----- Data in this exercise -----

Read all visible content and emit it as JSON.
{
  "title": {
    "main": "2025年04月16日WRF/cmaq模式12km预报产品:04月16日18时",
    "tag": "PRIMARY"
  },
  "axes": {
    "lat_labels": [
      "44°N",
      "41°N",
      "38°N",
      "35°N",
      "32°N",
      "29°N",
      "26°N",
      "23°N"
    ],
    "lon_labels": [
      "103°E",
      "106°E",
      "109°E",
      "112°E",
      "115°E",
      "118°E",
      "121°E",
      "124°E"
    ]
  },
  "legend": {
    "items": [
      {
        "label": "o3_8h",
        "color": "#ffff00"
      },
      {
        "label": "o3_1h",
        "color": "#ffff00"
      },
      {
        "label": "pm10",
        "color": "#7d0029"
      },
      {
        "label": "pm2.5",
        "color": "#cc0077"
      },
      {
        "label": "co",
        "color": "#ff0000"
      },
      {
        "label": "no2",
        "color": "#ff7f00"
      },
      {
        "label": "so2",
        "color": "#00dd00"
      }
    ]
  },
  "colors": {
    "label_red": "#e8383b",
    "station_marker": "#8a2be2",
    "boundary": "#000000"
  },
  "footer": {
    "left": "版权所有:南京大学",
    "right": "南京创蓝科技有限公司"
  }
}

-----

Every record should be repeated exactly; please leave none out.

* **Response below**:
Read all visible content and emit it as JSON.
{
  "title": {
    "main": "2025年04月16日WRF/cmaq模式12km预报产品:04月16日18时",
    "tag": "PRIMARY"
  },
  "axes": {
    "lat_labels": [
      "44°N",
      "41°N",
      "38°N",
      "35°N",
      "32°N",
      "29°N",
      "26°N",
      "23°N"
    ],
    "lon_labels": [
      "103°E",
      "106°E",
      "109°E",
      "112°E",
      "115°E",
      "118°E",
      "121°E",
      "124°E"
    ]
  },
  "legend": {
    "items": [
      {
        "label": "o3_8h",
        "color": "#ffff00"
      },
      {
        "label": "o3_1h",
        "color": "#ffff00"
      },
      {
        "label": "pm10",
        "color": "#7d0029"
      },
      {
        "label": "pm2.5",
        "color": "#cc0077"
      },
      {
        "label": "co",
        "color": "#ff0000"
      },
      {
        "label": "no2",
        "color": "#ff7f00"
      },
      {
        "label": "so2",
        "color": "#00dd00"
      }
    ]
  },
  "colors": {
    "label_red": "#e8383b",
    "station_marker": "#8a2be2",
    "boundary": "#000000"
  },
  "footer": {
    "left": "版权所有:南京大学",
    "right": "南京创蓝科技有限公司"
  }
}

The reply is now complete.